To do: Find the lines below that contain the string "Address". Copy each one.

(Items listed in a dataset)
::::::

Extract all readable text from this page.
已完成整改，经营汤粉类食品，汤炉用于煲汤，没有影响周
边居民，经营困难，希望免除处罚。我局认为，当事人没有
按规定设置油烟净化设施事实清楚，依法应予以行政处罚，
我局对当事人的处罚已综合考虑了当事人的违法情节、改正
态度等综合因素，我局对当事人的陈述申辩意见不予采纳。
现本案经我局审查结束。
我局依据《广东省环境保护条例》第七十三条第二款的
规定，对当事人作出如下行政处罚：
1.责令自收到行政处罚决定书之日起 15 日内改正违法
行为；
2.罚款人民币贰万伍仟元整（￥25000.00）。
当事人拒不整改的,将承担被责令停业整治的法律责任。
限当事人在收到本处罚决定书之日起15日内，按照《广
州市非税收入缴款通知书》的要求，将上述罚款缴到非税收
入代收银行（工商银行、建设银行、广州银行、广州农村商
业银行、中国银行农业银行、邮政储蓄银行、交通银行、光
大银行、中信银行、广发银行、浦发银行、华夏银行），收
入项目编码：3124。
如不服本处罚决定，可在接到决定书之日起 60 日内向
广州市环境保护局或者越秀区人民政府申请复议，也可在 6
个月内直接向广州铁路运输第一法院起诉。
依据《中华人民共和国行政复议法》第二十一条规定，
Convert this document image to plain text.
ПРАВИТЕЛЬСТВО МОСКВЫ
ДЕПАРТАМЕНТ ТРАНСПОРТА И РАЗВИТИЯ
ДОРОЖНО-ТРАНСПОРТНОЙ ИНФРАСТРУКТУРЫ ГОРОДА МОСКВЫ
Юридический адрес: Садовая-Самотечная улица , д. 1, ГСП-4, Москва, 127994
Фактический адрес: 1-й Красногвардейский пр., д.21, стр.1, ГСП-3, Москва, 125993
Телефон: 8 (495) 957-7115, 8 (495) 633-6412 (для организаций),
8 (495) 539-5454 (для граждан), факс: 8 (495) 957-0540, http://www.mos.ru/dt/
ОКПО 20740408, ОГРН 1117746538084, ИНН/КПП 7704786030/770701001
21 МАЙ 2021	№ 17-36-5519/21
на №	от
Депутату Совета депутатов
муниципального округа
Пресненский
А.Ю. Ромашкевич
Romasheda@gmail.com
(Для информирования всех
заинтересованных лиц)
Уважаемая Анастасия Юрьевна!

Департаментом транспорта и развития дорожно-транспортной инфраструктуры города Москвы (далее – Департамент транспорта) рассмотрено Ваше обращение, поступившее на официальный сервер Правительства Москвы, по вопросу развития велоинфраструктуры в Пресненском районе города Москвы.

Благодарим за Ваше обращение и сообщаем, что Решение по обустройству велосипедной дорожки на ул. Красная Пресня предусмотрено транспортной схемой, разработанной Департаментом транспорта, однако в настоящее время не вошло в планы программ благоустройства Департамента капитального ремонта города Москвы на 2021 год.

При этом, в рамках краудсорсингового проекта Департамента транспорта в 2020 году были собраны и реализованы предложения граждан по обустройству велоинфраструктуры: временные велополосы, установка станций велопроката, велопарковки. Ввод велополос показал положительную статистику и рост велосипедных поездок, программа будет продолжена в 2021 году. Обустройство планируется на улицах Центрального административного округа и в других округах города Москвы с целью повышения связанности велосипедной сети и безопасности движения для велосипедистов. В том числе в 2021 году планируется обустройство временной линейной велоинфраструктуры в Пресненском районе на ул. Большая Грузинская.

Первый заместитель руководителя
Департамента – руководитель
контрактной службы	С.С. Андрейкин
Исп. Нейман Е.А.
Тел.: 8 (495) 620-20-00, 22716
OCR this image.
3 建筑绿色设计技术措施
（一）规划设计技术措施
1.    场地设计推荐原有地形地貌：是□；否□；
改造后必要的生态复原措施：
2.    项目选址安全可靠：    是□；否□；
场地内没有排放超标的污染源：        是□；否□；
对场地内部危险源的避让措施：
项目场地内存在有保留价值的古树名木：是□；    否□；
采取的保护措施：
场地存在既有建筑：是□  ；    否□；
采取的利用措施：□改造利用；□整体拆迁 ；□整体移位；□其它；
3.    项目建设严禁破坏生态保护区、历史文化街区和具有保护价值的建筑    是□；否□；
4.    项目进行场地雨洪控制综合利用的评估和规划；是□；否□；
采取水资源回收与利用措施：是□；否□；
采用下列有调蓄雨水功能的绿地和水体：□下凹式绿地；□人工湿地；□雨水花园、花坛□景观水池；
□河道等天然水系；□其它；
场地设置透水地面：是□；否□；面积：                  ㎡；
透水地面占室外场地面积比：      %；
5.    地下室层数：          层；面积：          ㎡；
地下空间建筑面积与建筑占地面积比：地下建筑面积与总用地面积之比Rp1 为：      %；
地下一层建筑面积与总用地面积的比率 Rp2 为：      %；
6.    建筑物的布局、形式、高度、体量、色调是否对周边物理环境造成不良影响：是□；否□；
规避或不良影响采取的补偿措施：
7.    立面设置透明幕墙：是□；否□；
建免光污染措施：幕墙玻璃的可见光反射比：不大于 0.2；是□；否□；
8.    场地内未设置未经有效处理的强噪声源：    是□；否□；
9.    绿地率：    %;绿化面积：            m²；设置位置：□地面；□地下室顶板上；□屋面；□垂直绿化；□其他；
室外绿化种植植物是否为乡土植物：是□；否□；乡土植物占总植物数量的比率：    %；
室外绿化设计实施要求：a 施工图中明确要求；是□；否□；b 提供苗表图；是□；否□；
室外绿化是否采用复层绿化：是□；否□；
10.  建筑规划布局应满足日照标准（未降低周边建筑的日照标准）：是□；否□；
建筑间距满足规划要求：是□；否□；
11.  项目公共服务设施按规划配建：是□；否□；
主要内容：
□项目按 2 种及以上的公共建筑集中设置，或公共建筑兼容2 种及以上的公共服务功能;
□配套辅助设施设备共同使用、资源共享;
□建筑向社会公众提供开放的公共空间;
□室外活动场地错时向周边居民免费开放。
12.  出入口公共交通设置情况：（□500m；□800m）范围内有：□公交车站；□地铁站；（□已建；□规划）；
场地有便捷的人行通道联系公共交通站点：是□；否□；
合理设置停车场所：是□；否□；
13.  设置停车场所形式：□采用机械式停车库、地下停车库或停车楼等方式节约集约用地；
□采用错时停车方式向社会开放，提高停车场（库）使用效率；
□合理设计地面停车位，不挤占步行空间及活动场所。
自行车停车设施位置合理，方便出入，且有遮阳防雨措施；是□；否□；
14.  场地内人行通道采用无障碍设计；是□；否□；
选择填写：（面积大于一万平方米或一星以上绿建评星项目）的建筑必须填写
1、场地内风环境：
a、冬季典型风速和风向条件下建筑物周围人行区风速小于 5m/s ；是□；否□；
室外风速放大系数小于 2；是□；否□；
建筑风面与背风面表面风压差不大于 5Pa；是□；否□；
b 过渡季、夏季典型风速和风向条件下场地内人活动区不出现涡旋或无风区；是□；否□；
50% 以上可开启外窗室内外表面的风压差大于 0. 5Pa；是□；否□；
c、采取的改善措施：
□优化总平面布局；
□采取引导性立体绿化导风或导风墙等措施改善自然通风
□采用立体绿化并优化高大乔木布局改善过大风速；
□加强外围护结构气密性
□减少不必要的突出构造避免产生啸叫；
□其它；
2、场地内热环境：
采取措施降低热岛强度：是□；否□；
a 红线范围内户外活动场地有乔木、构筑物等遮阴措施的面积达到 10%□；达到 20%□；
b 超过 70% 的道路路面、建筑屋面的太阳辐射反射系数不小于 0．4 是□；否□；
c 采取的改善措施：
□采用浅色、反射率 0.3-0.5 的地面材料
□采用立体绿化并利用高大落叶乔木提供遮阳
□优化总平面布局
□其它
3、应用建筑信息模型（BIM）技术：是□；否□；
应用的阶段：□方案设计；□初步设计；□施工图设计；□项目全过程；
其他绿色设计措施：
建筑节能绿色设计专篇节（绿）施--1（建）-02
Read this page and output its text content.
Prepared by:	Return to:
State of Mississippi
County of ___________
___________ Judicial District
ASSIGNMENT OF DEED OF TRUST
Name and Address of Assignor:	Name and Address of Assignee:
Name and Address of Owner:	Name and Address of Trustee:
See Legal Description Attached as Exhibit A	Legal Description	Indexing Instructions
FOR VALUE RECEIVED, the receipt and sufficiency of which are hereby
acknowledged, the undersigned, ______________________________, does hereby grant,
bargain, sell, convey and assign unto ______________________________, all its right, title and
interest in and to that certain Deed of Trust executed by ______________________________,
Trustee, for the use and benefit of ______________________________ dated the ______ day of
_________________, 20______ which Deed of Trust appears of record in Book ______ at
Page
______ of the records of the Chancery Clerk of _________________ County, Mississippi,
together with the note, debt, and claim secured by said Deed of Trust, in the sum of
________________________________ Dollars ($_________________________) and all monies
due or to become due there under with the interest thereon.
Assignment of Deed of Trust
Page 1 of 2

::::::

Written reply:
Name and Address of Assignor:	Name and Address of Assignee:
Name and Address of Owner:	Name and Address of Trustee:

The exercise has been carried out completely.